Task objective.
Give only the count of lines containing "قلقلة".

Material for the task.
================

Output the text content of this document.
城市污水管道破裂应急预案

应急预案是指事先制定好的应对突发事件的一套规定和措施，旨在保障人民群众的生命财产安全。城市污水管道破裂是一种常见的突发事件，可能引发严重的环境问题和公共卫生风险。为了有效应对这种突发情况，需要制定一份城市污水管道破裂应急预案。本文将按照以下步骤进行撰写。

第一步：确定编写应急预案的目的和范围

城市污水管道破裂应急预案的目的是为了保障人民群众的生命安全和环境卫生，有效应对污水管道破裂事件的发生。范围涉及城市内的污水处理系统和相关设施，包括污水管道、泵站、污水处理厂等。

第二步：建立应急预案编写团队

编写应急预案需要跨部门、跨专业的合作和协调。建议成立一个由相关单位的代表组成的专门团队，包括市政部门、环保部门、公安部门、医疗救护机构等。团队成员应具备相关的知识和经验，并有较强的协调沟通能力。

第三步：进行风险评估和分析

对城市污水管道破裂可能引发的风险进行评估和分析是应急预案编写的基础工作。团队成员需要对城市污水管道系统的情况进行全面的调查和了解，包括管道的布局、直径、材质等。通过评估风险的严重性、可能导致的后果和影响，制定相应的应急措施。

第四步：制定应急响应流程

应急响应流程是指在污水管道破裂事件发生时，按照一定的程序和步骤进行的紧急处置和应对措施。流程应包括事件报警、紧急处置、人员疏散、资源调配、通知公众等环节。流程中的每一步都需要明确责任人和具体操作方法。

================

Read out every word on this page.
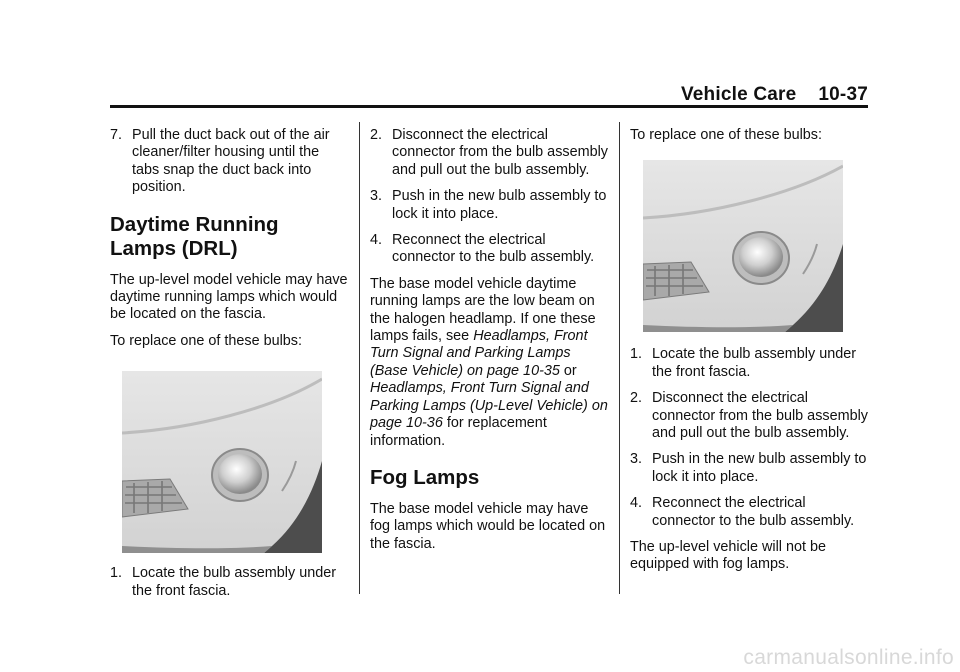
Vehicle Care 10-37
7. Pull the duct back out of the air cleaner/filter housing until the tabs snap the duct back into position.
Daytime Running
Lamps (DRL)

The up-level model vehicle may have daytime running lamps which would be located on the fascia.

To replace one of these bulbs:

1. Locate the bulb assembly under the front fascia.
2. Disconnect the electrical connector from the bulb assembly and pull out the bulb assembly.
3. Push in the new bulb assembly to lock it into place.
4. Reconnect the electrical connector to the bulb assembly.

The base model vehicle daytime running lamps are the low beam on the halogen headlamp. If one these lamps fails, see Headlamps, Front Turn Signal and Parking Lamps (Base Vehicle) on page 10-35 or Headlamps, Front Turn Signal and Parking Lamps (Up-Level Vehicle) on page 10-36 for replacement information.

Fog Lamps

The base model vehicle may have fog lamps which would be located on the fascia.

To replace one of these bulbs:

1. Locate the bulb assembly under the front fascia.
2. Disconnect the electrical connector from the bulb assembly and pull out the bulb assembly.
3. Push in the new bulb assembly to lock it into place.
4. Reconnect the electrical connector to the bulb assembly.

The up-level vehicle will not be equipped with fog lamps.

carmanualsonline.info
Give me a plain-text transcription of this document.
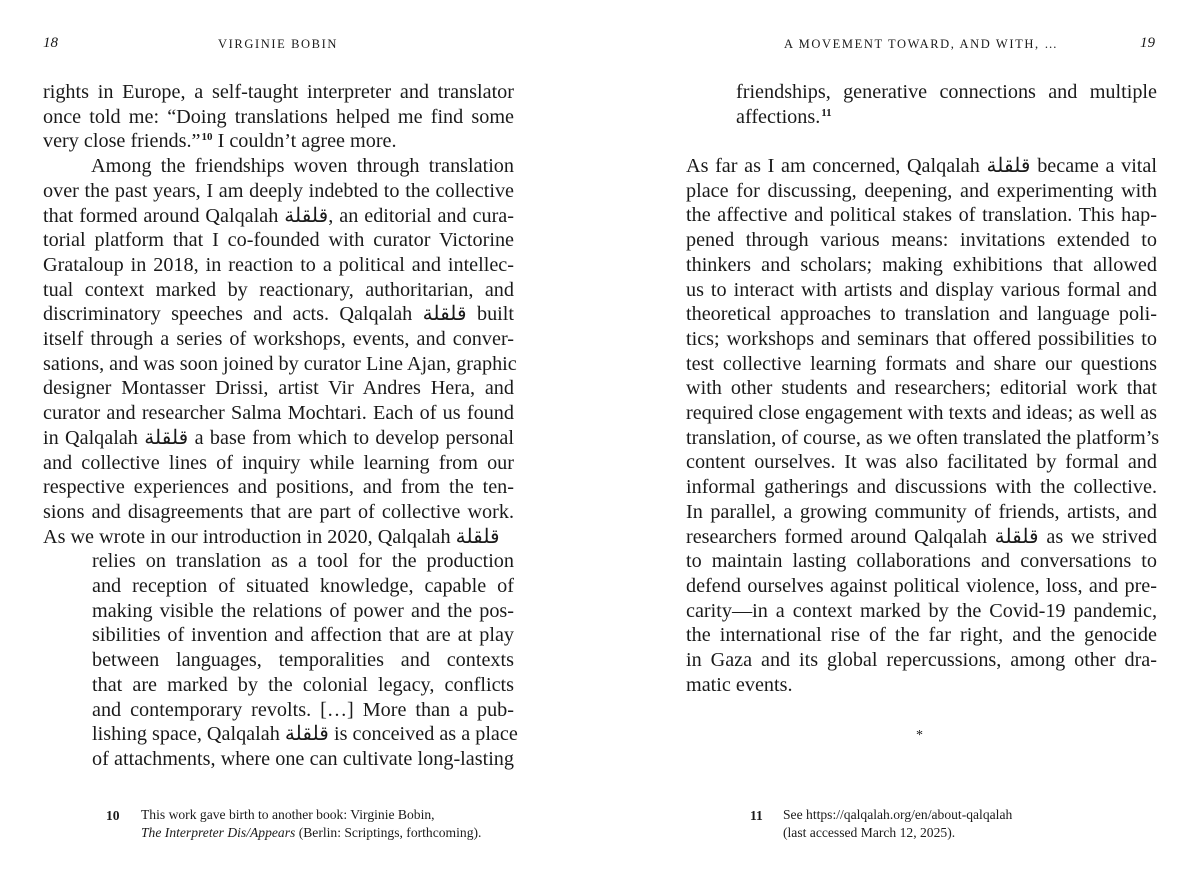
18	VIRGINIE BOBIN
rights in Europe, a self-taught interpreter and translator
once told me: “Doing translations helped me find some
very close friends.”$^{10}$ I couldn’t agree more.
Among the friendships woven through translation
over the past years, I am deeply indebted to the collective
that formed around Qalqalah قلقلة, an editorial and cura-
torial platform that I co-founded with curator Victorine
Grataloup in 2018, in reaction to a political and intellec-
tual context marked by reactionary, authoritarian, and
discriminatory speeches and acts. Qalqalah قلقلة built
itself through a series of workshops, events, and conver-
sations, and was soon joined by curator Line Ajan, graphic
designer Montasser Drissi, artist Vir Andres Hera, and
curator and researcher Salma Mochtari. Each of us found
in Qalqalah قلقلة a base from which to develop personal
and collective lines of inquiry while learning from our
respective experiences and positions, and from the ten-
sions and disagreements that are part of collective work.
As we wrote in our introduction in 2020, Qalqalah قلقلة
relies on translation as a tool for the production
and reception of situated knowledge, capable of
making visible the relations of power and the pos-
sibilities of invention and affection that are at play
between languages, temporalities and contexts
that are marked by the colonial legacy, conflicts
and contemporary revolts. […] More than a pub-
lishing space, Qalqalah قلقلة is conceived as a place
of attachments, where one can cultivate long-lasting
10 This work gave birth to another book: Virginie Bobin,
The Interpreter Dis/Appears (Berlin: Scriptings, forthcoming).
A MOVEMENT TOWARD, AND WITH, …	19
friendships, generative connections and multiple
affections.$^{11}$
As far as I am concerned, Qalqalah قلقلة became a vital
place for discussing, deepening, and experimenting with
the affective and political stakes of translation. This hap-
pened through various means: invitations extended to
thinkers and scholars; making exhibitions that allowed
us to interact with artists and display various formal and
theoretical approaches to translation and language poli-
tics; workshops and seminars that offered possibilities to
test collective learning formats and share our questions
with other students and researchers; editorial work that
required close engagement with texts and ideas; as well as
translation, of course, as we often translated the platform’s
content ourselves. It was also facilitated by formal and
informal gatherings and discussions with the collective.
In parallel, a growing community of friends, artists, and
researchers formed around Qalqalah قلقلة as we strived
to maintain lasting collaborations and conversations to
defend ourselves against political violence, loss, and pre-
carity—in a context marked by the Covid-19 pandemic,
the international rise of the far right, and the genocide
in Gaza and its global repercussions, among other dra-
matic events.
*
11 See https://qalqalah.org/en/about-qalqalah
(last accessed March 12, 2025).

================

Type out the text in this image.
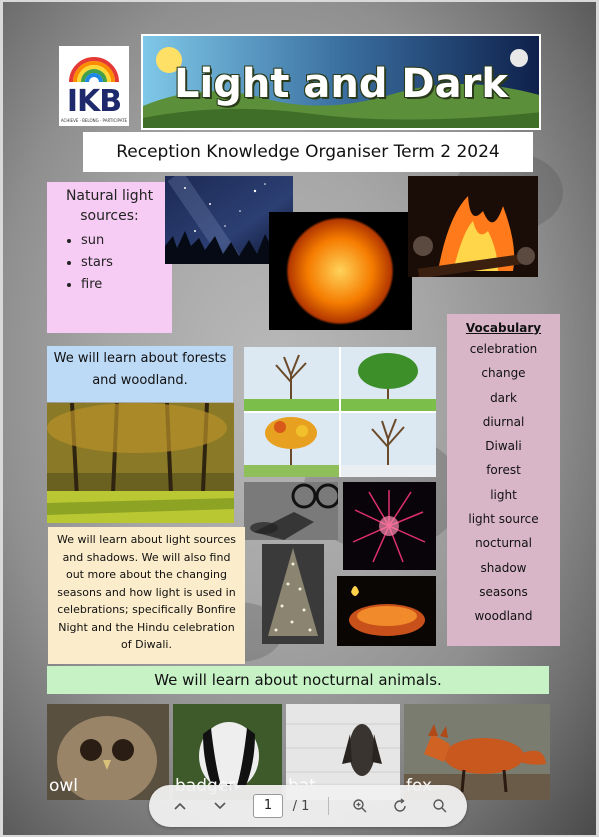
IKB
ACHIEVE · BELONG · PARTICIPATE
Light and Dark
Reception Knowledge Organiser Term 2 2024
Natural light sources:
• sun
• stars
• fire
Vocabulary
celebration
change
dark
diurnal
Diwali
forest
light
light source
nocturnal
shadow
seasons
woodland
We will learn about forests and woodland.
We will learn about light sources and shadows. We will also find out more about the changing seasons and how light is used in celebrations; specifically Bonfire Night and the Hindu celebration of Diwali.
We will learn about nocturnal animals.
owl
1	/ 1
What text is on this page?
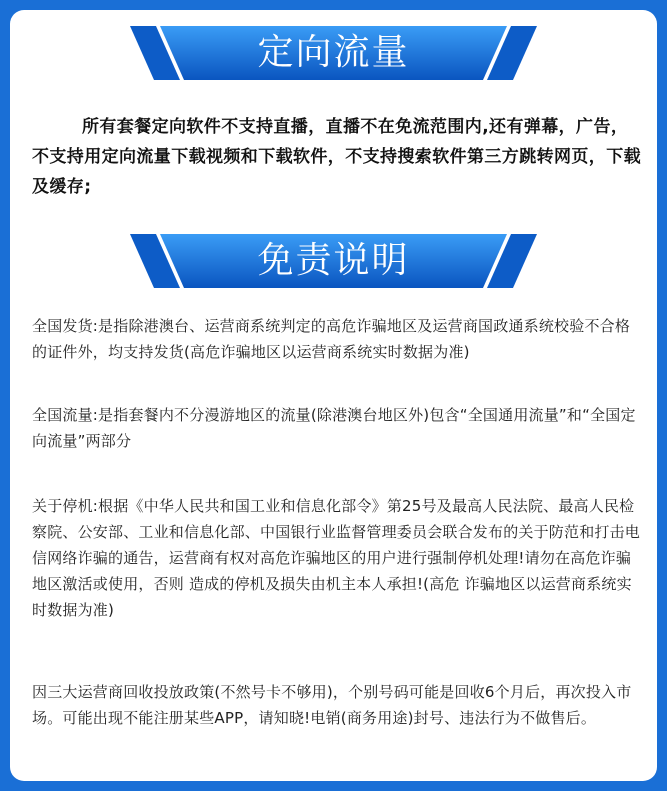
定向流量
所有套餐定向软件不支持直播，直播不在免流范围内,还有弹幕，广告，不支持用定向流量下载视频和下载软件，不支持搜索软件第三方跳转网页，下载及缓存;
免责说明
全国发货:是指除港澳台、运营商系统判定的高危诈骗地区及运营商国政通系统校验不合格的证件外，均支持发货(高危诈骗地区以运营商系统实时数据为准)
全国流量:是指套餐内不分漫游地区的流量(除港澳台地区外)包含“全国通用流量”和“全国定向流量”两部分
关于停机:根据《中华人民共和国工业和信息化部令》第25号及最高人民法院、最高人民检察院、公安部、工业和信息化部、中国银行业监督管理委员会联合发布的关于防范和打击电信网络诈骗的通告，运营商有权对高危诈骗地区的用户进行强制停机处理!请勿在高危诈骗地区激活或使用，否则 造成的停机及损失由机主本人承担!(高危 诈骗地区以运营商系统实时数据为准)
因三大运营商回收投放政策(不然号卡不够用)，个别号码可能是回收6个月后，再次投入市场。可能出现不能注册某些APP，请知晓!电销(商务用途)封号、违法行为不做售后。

================

Response.
7